Across the entries, how many lines have the string "chiesto" in them? Reply with only a number.

(Stored records)
============================================================
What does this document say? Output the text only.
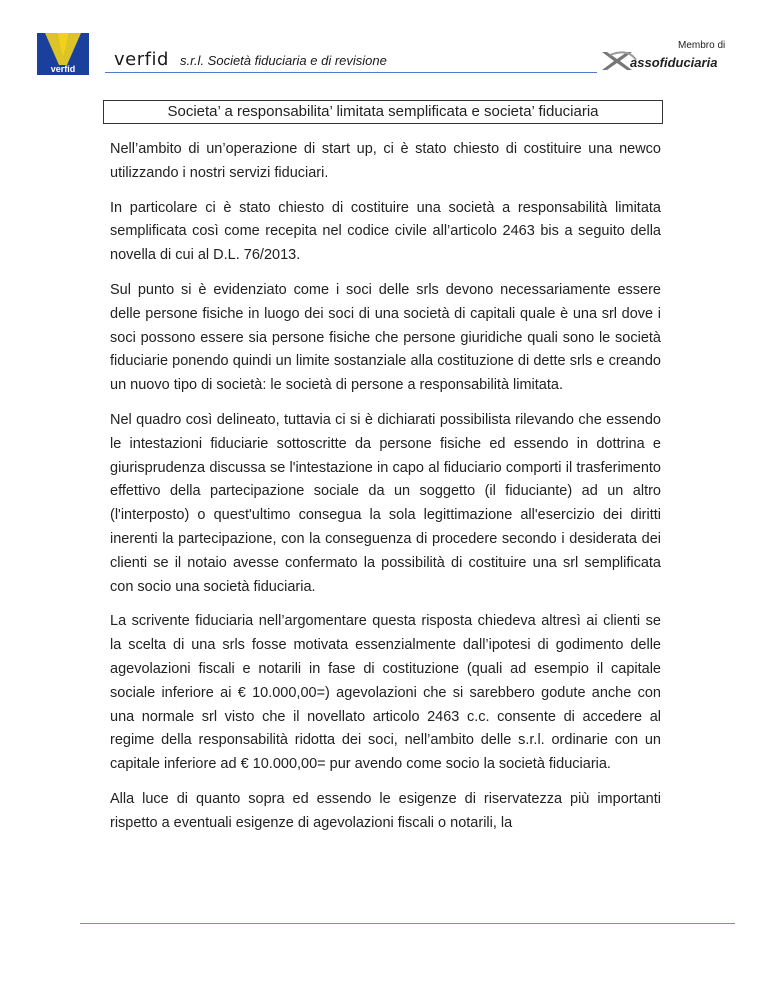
verfid verfid s.r.l. Società fiduciaria e di revisione
Membro di
assofiduciaria
Societa’ a responsabilita’ limitata semplificata e societa’ fiduciaria

Nell’ambito di un’operazione di start up, ci è stato chiesto di costituire una newco utilizzando i nostri servizi fiduciari.

In particolare ci è stato chiesto di costituire una società a responsabilità limitata semplificata così come recepita nel codice civile all’articolo 2463 bis a seguito della novella di cui al D.L. 76/2013.

Sul punto si è evidenziato come i soci delle srls devono necessariamente essere delle persone fisiche in luogo dei soci di una società di capitali quale è una srl dove i soci possono essere sia persone fisiche che persone giuridiche quali sono le società fiduciarie ponendo quindi un limite sostanziale alla costituzione di dette srls e creando un nuovo tipo di società: le società di persone a responsabilità limitata.

Nel quadro così delineato, tuttavia ci si è dichiarati possibilista rilevando che essendo le intestazioni fiduciarie sottoscritte da persone fisiche ed essendo in dottrina e giurisprudenza discussa se l'intestazione in capo al fiduciario comporti il trasferimento effettivo della partecipazione sociale da un soggetto (il fiduciante) ad un altro (l'interposto) o quest'ultimo consegua la sola legittimazione all'esercizio dei diritti inerenti la partecipazione, con la conseguenza di procedere secondo i desiderata dei clienti se il notaio avesse confermato la possibilità di costituire una srl semplificata con socio una società fiduciaria.

La scrivente fiduciaria nell’argomentare questa risposta chiedeva altresì ai clienti se la scelta di una srls fosse motivata essenzialmente dall’ipotesi di godimento delle agevolazioni fiscali e notarili in fase di costituzione (quali ad esempio il capitale sociale inferiore ai € 10.000,00=) agevolazioni che si sarebbero godute anche con una normale srl visto che il novellato articolo 2463 c.c. consente di accedere al regime della responsabilità ridotta dei soci, nell’ambito delle s.r.l. ordinarie con un capitale inferiore ad € 10.000,00= pur avendo come socio la società fiduciaria.

Alla luce di quanto sopra ed essendo le esigenze di riservatezza più importanti rispetto a eventuali esigenze di agevolazioni fiscali o notarili, la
============================================================
### Task answer
2